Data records
***

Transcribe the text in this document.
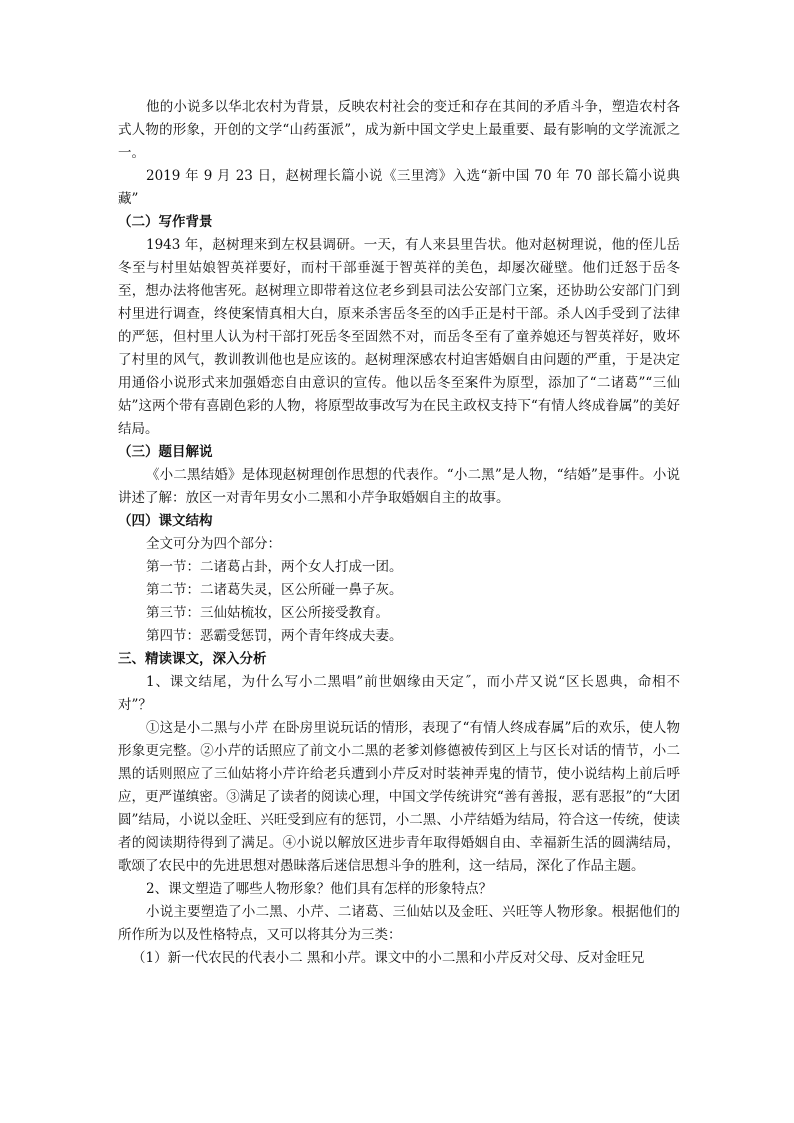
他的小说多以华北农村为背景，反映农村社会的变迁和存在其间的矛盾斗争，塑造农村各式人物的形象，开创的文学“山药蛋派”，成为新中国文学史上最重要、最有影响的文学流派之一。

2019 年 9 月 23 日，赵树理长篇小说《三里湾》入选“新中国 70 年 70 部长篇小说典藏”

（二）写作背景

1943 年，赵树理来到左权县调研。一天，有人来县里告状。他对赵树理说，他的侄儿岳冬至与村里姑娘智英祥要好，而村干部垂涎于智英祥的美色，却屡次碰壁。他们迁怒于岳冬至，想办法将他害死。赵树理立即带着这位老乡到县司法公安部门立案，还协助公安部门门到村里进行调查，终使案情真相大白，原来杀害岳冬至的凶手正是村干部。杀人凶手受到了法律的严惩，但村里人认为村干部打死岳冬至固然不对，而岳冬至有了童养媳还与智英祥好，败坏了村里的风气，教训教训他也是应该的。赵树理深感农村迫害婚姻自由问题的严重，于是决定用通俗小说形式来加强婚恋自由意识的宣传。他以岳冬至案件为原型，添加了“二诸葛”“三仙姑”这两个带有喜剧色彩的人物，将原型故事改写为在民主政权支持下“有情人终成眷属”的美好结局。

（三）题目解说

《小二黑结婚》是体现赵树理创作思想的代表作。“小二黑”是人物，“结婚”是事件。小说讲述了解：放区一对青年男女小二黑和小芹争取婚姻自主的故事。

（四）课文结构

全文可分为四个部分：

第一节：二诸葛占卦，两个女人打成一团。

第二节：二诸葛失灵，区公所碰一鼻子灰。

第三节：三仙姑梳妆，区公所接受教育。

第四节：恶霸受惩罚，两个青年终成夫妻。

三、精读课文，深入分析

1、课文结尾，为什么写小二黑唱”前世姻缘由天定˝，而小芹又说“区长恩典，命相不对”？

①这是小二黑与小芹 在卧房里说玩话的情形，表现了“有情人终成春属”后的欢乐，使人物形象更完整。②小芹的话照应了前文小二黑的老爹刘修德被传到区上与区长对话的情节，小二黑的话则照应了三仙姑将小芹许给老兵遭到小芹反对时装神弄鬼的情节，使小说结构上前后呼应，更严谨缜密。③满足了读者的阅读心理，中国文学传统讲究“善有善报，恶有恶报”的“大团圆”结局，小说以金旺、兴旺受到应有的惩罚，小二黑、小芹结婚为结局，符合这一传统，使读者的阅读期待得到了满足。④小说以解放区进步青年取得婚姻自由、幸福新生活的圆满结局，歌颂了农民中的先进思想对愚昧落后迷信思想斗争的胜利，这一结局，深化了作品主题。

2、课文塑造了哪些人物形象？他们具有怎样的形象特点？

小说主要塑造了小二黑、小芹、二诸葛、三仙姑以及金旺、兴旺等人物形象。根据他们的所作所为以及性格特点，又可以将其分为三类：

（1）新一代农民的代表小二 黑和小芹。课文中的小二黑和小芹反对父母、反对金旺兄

***

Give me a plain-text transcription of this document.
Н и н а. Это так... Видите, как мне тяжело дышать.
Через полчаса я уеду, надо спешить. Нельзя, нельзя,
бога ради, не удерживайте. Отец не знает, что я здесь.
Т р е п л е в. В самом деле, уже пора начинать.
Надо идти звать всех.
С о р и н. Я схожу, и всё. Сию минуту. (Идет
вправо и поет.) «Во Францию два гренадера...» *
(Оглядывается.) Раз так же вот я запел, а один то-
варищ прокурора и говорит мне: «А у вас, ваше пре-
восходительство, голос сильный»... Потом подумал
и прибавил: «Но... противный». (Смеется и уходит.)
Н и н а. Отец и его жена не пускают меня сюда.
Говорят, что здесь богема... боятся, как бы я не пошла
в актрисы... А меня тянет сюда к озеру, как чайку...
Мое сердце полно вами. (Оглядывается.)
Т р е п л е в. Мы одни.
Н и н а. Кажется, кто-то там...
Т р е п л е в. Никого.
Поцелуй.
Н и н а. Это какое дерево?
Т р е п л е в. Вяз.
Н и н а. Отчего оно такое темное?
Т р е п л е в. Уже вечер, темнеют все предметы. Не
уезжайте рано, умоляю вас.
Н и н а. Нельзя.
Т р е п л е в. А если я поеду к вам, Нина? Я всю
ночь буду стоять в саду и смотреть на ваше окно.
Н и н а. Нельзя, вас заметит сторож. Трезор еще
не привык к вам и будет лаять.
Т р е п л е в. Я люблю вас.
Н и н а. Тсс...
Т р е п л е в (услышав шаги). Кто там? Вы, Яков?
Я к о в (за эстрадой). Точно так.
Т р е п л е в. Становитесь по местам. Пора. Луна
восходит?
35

***

* **Goal of the exercise**
Filter the records above for "Оглядывается" and copy every matching line.

* **Solved exercise**
(Оглядывается.) Раз так же вот я запел, а один то-
Мое сердце полно вами. (Оглядывается.)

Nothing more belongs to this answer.